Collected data

════════════════════

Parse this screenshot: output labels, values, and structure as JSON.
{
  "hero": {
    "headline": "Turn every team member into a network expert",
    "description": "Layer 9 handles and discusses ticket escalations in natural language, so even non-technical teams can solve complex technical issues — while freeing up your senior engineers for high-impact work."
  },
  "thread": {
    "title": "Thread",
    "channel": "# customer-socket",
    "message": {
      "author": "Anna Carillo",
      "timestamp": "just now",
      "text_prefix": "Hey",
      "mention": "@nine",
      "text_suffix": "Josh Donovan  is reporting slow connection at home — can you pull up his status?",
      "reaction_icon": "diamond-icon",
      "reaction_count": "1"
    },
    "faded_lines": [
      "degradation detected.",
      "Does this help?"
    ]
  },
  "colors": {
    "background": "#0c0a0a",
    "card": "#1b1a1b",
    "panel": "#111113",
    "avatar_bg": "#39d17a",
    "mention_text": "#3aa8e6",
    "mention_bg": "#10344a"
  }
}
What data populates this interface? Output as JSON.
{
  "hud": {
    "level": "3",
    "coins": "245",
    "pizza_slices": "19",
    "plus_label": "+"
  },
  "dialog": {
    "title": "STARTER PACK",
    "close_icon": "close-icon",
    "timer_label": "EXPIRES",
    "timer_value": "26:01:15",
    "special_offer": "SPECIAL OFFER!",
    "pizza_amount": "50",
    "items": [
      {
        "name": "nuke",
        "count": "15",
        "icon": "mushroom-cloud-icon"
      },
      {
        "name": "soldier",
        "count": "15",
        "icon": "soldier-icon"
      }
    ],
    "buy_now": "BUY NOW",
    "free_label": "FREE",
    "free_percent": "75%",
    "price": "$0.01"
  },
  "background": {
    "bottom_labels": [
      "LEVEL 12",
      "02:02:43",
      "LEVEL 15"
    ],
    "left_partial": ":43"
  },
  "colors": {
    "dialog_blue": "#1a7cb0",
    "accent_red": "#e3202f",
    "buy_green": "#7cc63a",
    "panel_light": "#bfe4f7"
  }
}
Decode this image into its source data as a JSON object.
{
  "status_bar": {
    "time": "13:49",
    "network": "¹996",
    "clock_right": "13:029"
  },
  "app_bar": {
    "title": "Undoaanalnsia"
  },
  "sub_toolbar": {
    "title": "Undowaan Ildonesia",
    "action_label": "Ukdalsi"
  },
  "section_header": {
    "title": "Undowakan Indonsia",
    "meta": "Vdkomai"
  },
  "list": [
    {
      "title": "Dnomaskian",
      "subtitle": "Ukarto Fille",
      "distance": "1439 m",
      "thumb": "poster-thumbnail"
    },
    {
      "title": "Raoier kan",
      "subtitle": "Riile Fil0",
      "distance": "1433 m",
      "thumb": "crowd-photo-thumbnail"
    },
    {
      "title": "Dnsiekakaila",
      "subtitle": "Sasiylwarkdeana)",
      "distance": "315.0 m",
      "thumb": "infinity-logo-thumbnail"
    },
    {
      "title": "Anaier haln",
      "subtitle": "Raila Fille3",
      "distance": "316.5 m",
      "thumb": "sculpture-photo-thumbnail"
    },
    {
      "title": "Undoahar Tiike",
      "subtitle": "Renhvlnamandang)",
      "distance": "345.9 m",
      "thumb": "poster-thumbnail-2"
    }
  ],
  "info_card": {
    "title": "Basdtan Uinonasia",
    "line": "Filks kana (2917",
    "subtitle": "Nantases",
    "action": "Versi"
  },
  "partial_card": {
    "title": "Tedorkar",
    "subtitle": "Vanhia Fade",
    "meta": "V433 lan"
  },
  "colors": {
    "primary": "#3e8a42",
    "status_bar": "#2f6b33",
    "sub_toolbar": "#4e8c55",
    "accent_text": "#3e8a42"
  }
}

════════════════════

Written task:
Provide the count, and nothing else, of lines in the data above where the word "this" occurs.

Exercise response:
4